(Saved entries)
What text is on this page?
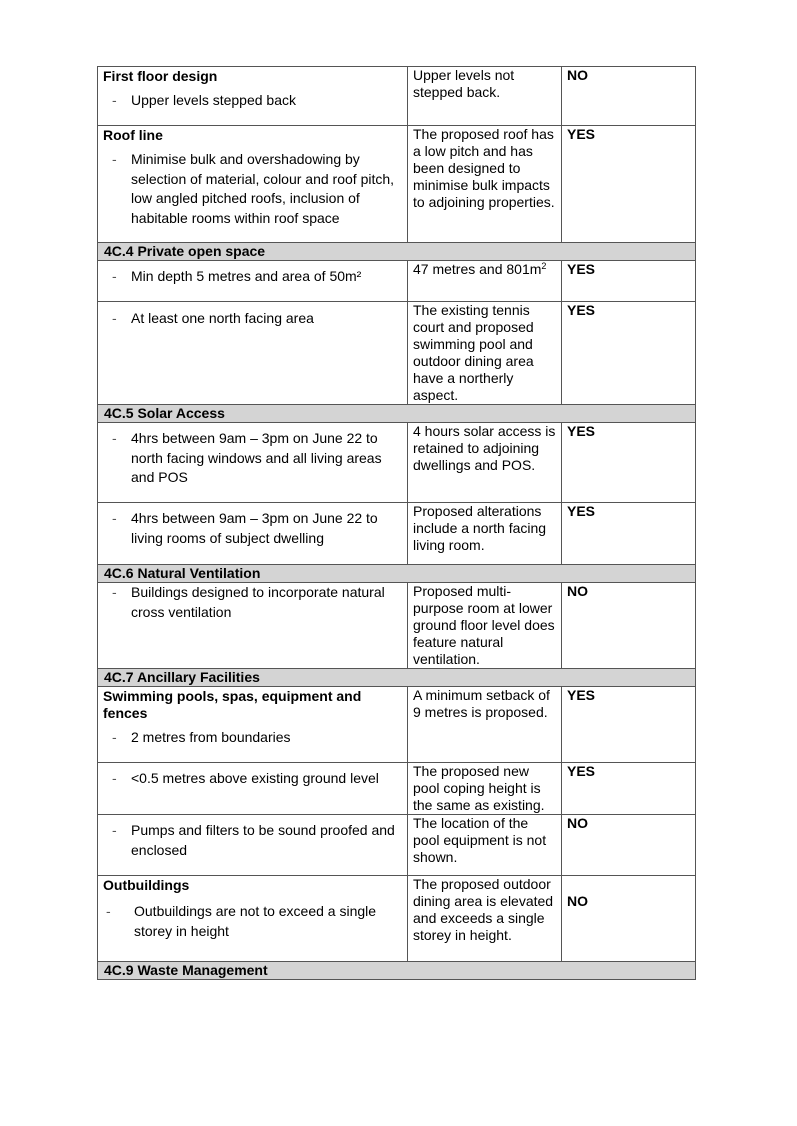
First floor design
- Upper levels stepped back	Upper levels not stepped back.	NO

Roof line
- Minimise bulk and overshadowing by selection of material, colour and roof pitch, low angled pitched roofs, inclusion of habitable rooms within roof space	The proposed roof has a low pitch and has been designed to minimise bulk impacts to adjoining properties.	YES
4C.4 Private open space		

- Min depth 5 metres and area of 50m²	47 metres and $801m^2$	YES

- At least one north facing area	The existing tennis court and proposed swimming pool and outdoor dining area have a northerly aspect.	YES
4C.5 Solar Access		

- 4hrs between 9am – 3pm on June 22 to north facing windows and all living areas and POS	4 hours solar access is retained to adjoining dwellings and POS.	YES

- 4hrs between 9am – 3pm on June 22 to living rooms of subject dwelling	Proposed alterations include a north facing living room.	YES
4C.6 Natural Ventilation		

- Buildings designed to incorporate natural cross ventilation	Proposed multi-purpose room at lower ground floor level does feature natural ventilation.	NO
4C.7 Ancillary Facilities		

Swimming pools, spas, equipment and fences
- 2 metres from boundaries	A minimum setback of 9 metres is proposed.	YES

- <0.5 metres above existing ground level	The proposed new pool coping height is the same as existing.	YES

- Pumps and filters to be sound proofed and enclosed	The location of the pool equipment is not shown.	NO

Outbuildings
- Outbuildings are not to exceed a single storey in height	The proposed outdoor dining area is elevated and exceeds a single storey in height.	NO
4C.9 Waste Management		
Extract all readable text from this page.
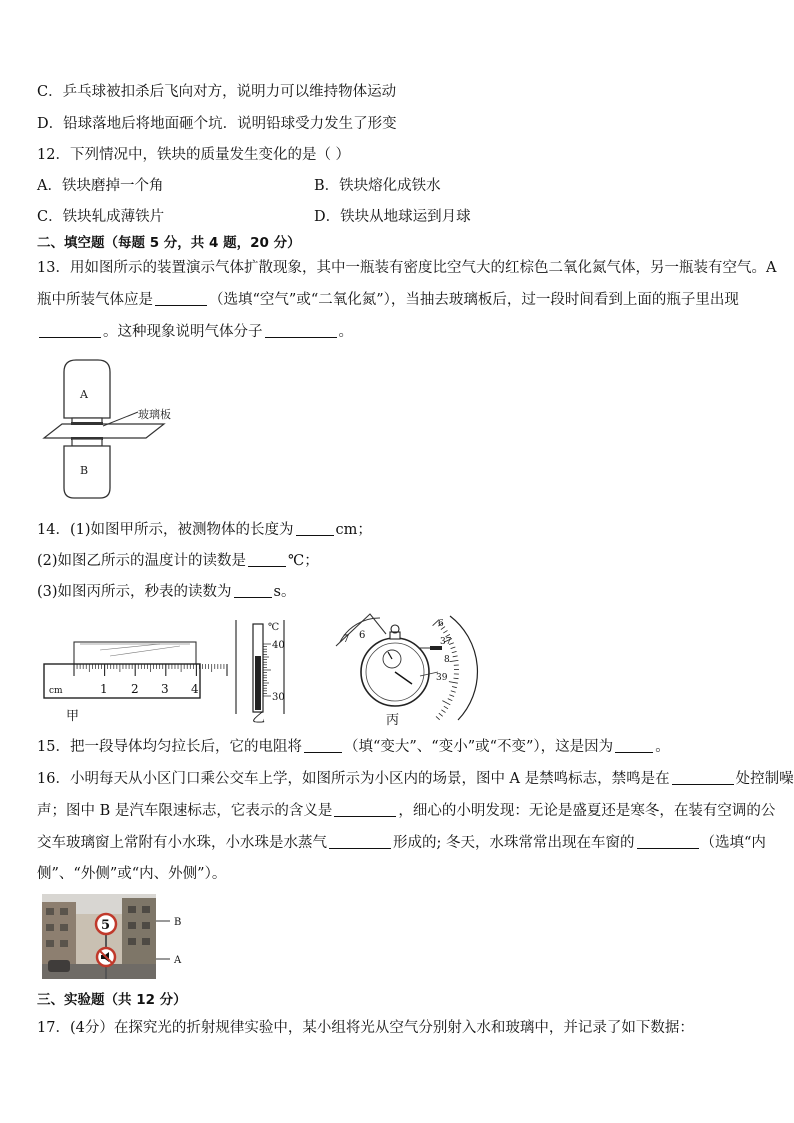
C．乒乓球被扣杀后飞向对方，说明力可以维持物体运动
D．铅球落地后将地面砸个坑．说明铅球受力发生了形变
12．下列情况中，铁块的质量发生变化的是（ ）
A．铁块磨掉一个角	B．铁块熔化成铁水
C．铁块轧成薄铁片	D．铁块从地球运到月球
二、填空题（每题 5 分，共 4 题，20 分）
13．用如图所示的装置演示气体扩散现象，其中一瓶装有密度比空气大的红棕色二氧化氮气体，另一瓶装有空气。A
瓶中所装气体应是	（选填“空气”或“二氧化氮”），当抽去玻璃板后，过一段时间看到上面的瓶子里出现
。这种现象说明气体分子	。
玻璃板
A
B
14．(1)如图甲所示，被测物体的长度为	cm；
(2)如图乙所示的温度计的读数是	℃；
(3)如图丙所示，秒表的读数为	s。
cm	1 2 3 4
甲
℃
40
30
乙
7 6
6
37
8
39
丙
15．把一段导体均匀拉长后，它的电阻将	（填“变大”、“变小”或“不变”），这是因为	。
16．小明每天从小区门口乘公交车上学，如图所示为小区内的场景，图中 A 是禁鸣标志，禁鸣是在	处控制噪
声；图中 B 是汽车限速标志，它表示的含义是	，细心的小明发现：无论是盛夏还是寒冬，在装有空调的公
交车玻璃窗上常附有小水珠，小水珠是水蒸气	形成的; 冬天，水珠常常出现在车窗的	（选填“内
侧”、“外侧”或“内、外侧”）。
5	B
A
三、实验题（共 12 分）
17．(4分）在探究光的折射规律实验中，某小组将光从空气分别射入水和玻璃中，并记录了如下数据：
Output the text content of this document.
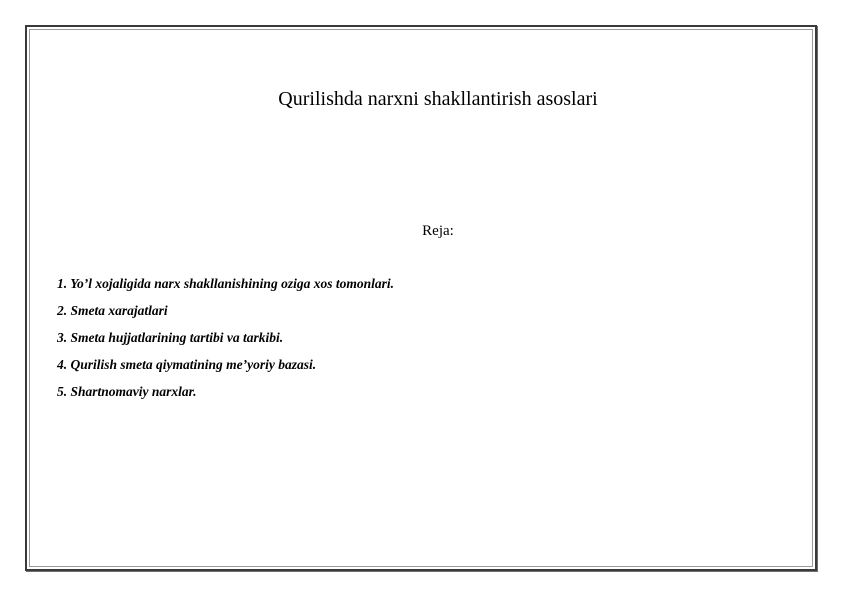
Qurilishda narxni shakllantirish asoslari

Reja:

1. Yo’l xojaligida narx shakllanishining oziga xos tomonlari.
2. Smeta xarajatlari
3. Smeta hujjatlarining tartibi va tarkibi.
4. Qurilish smeta qiymatining me’yoriy bazasi.
5. Shartnomaviy narxlar.
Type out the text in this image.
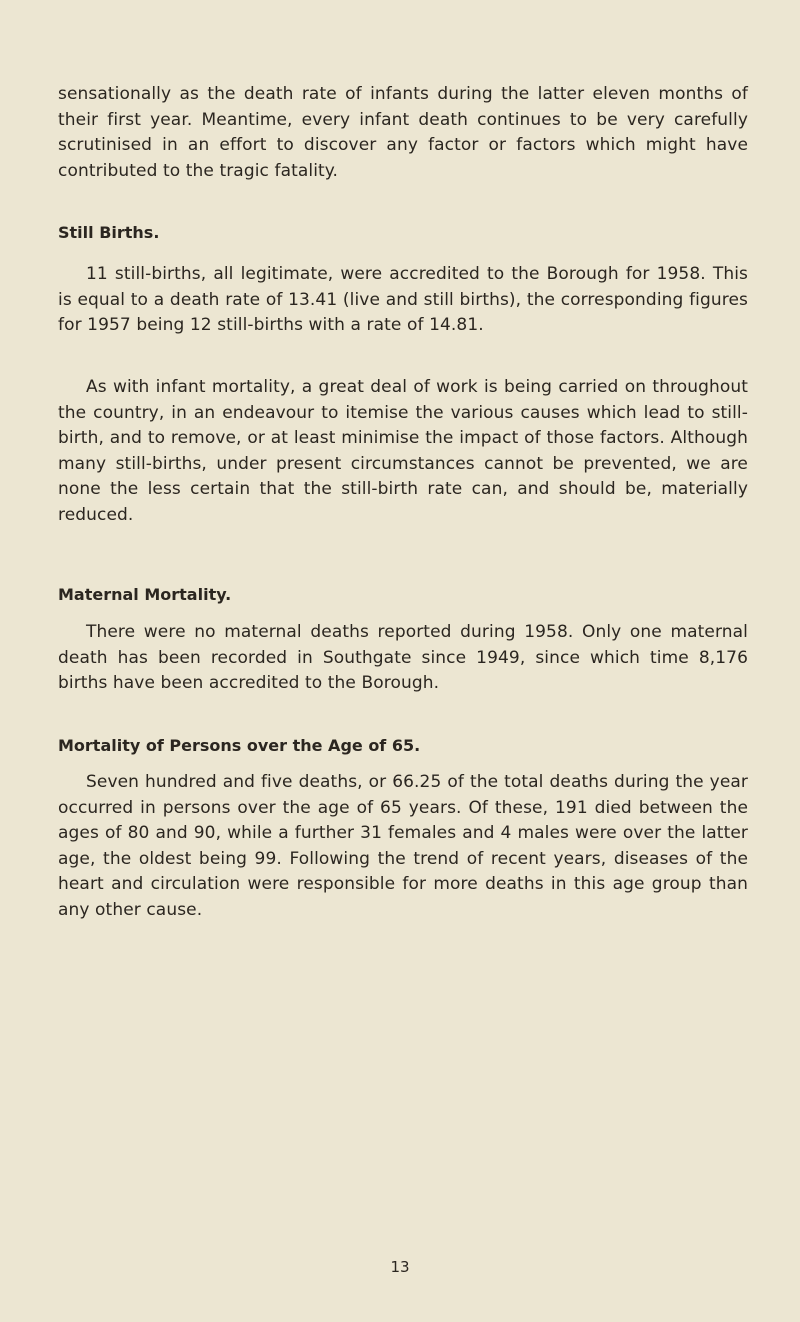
sensationally as the death rate of infants during the latter eleven months of their first year. Meantime, every infant death continues to be very carefully scrutinised in an effort to discover any factor or factors which might have contributed to the tragic fatality.

Still Births.

11 still-births, all legitimate, were accredited to the Borough for 1958. This is equal to a death rate of 13.41 (live and still births), the corresponding figures for 1957 being 12 still-births with a rate of 14.81.

As with infant mortality, a great deal of work is being carried on throughout the country, in an endeavour to itemise the various causes which lead to still-birth, and to remove, or at least minimise the impact of those factors. Although many still-births, under present circumstances cannot be prevented, we are none the less certain that the still-birth rate can, and should be, materially reduced.

Maternal Mortality.

There were no maternal deaths reported during 1958. Only one maternal death has been recorded in Southgate since 1949, since which time 8,176 births have been accredited to the Borough.

Mortality of Persons over the Age of 65.

Seven hundred and five deaths, or 66.25 of the total deaths during the year occurred in persons over the age of 65 years. Of these, 191 died between the ages of 80 and 90, while a further 31 females and 4 males were over the latter age, the oldest being 99. Following the trend of recent years, diseases of the heart and circulation were responsible for more deaths in this age group than any other cause.

13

▸ Directions
Reproduce the material in full, word for word, and omit the pictures.

▸ Output
What text is on this page?
First floor design
- Upper levels stepped back	Upper levels not stepped back.	NO

Roof line
- Minimise bulk and overshadowing by selection of material, colour and roof pitch, low angled pitched roofs, inclusion of habitable rooms within roof space	The proposed roof has a low pitch and has been designed to minimise bulk impacts to adjoining properties.	YES
4C.4 Private open space		

- Min depth 5 metres and area of 50m²	47 metres and $801m^2$	YES

- At least one north facing area	The existing tennis court and proposed swimming pool and outdoor dining area have a northerly aspect.	YES
4C.5 Solar Access		

- 4hrs between 9am – 3pm on June 22 to north facing windows and all living areas and POS	4 hours solar access is retained to adjoining dwellings and POS.	YES

- 4hrs between 9am – 3pm on June 22 to living rooms of subject dwelling	Proposed alterations include a north facing living room.	YES
4C.6 Natural Ventilation		

- Buildings designed to incorporate natural cross ventilation	Proposed multi-purpose room at lower ground floor level does feature natural ventilation.	NO
4C.7 Ancillary Facilities		

Swimming pools, spas, equipment and fences
- 2 metres from boundaries	A minimum setback of 9 metres is proposed.	YES

- <0.5 metres above existing ground level	The proposed new pool coping height is the same as existing.	YES

- Pumps and filters to be sound proofed and enclosed	The location of the pool equipment is not shown.	NO

Outbuildings
- Outbuildings are not to exceed a single storey in height	The proposed outdoor dining area is elevated and exceeds a single storey in height.	NO
4C.9 Waste Management		
Extract all readable text from this page.
C．乒乓球被扣杀后飞向对方，说明力可以维持物体运动
D．铅球落地后将地面砸个坑．说明铅球受力发生了形变
12．下列情况中，铁块的质量发生变化的是（ ）
A．铁块磨掉一个角	B．铁块熔化成铁水
C．铁块轧成薄铁片	D．铁块从地球运到月球
二、填空题（每题 5 分，共 4 题，20 分）
13．用如图所示的装置演示气体扩散现象，其中一瓶装有密度比空气大的红棕色二氧化氮气体，另一瓶装有空气。A
瓶中所装气体应是	（选填“空气”或“二氧化氮”），当抽去玻璃板后，过一段时间看到上面的瓶子里出现
。这种现象说明气体分子	。
玻璃板
A
B
14．(1)如图甲所示，被测物体的长度为	cm；
(2)如图乙所示的温度计的读数是	℃；
(3)如图丙所示，秒表的读数为	s。
cm	1 2 3 4
甲
℃
40
30
乙
7 6
6
37
8
39
丙
15．把一段导体均匀拉长后，它的电阻将	（填“变大”、“变小”或“不变”），这是因为	。
16．小明每天从小区门口乘公交车上学，如图所示为小区内的场景，图中 A 是禁鸣标志，禁鸣是在	处控制噪
声；图中 B 是汽车限速标志，它表示的含义是	，细心的小明发现：无论是盛夏还是寒冬，在装有空调的公
交车玻璃窗上常附有小水珠，小水珠是水蒸气	形成的; 冬天，水珠常常出现在车窗的	（选填“内
侧”、“外侧”或“内、外侧”）。
5	B
A
三、实验题（共 12 分）
17．(4分）在探究光的折射规律实验中，某小组将光从空气分别射入水和玻璃中，并记录了如下数据：
Output the text content of this document.
Qurilishda narxni shakllantirish asoslari

Reja:

1. Yo’l xojaligida narx shakllanishining oziga xos tomonlari.
2. Smeta xarajatlari
3. Smeta hujjatlarining tartibi va tarkibi.
4. Qurilish smeta qiymatining me’yoriy bazasi.
5. Shartnomaviy narxlar.
Type out the text in this image.
sensationally as the death rate of infants during the latter eleven months of their first year. Meantime, every infant death continues to be very carefully scrutinised in an effort to discover any factor or factors which might have contributed to the tragic fatality.

Still Births.

11 still-births, all legitimate, were accredited to the Borough for 1958. This is equal to a death rate of 13.41 (live and still births), the corresponding figures for 1957 being 12 still-births with a rate of 14.81.

As with infant mortality, a great deal of work is being carried on throughout the country, in an endeavour to itemise the various causes which lead to still-birth, and to remove, or at least minimise the impact of those factors. Although many still-births, under present circumstances cannot be prevented, we are none the less certain that the still-birth rate can, and should be, materially reduced.

Maternal Mortality.

There were no maternal deaths reported during 1958. Only one maternal death has been recorded in Southgate since 1949, since which time 8,176 births have been accredited to the Borough.

Mortality of Persons over the Age of 65.

Seven hundred and five deaths, or 66.25 of the total deaths during the year occurred in persons over the age of 65 years. Of these, 191 died between the ages of 80 and 90, while a further 31 females and 4 males were over the latter age, the oldest being 99. Following the trend of recent years, diseases of the heart and circulation were responsible for more deaths in this age group than any other cause.

13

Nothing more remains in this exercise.